- THE EXERCISE: Find "Read out every word on this page." in the records that follow; print that line and each subsequent line through the last one, verbatim and with nothing added.

- PROVIDED INFORMATION:
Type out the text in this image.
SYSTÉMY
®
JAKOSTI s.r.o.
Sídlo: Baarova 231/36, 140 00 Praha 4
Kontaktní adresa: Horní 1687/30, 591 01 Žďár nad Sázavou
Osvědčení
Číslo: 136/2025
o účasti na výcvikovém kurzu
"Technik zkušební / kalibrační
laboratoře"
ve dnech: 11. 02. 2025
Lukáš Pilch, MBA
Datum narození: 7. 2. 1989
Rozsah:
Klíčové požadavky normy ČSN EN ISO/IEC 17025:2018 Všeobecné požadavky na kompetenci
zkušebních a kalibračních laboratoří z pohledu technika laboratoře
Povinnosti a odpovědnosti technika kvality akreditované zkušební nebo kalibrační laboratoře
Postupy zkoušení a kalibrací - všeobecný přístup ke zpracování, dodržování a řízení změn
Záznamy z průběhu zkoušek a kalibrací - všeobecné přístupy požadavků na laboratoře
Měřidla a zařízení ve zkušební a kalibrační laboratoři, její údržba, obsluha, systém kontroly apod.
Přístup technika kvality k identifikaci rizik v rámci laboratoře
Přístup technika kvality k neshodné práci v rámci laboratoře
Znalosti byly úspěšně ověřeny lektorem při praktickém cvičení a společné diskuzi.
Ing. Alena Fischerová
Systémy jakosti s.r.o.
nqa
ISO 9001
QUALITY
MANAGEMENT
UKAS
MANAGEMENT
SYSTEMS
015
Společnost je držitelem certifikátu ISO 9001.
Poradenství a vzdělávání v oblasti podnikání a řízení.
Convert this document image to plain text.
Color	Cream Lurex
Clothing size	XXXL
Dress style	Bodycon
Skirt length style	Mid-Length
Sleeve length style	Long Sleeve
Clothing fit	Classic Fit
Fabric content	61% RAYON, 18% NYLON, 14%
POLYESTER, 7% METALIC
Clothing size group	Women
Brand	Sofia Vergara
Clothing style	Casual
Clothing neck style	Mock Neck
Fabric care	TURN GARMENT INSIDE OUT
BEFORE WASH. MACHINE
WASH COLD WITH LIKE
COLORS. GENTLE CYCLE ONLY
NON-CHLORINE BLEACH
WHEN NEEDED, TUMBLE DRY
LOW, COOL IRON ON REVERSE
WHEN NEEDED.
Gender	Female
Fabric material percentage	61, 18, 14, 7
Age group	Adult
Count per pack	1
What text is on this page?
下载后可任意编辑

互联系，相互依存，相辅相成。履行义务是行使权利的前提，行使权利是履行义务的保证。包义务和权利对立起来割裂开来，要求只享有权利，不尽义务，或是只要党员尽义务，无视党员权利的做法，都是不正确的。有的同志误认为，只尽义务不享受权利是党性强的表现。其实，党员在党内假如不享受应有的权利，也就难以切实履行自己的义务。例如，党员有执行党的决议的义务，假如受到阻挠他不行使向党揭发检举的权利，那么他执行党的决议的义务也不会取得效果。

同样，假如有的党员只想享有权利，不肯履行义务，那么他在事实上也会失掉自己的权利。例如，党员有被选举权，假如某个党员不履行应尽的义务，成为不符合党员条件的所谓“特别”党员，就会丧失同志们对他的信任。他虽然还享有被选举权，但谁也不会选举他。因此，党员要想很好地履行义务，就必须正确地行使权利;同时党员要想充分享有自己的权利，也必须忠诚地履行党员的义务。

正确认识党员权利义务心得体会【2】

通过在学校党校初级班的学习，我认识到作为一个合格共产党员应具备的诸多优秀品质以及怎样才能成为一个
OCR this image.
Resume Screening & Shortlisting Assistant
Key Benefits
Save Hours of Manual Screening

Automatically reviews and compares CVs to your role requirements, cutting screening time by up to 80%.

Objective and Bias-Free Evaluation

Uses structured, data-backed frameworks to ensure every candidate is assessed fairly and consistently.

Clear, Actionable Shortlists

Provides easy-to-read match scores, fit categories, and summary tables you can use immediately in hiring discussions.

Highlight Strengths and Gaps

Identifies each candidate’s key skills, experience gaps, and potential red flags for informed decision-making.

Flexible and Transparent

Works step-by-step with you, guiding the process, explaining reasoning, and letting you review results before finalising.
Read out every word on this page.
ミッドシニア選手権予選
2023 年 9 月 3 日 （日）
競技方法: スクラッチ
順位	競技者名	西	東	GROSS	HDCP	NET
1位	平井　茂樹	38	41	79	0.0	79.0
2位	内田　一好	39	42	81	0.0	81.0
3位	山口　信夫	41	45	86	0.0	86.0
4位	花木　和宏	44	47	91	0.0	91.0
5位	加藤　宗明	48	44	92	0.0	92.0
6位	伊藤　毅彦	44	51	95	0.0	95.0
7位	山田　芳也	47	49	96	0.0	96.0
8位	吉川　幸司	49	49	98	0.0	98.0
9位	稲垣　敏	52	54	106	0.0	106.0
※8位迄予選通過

- OUTPUT:
Read out every word on this page.
ミッドシニア選手権予選
2023 年 9 月 3 日 （日）
競技方法: スクラッチ
順位	競技者名	西	東	GROSS	HDCP	NET
1位	平井　茂樹	38	41	79	0.0	79.0
2位	内田　一好	39	42	81	0.0	81.0
3位	山口　信夫	41	45	86	0.0	86.0
4位	花木　和宏	44	47	91	0.0	91.0
5位	加藤　宗明	48	44	92	0.0	92.0
6位	伊藤　毅彦	44	51	95	0.0	95.0
7位	山田　芳也	47	49	96	0.0	96.0
8位	吉川　幸司	49	49	98	0.0	98.0
9位	稲垣　敏	52	54	106	0.0	106.0
※8位迄予選通過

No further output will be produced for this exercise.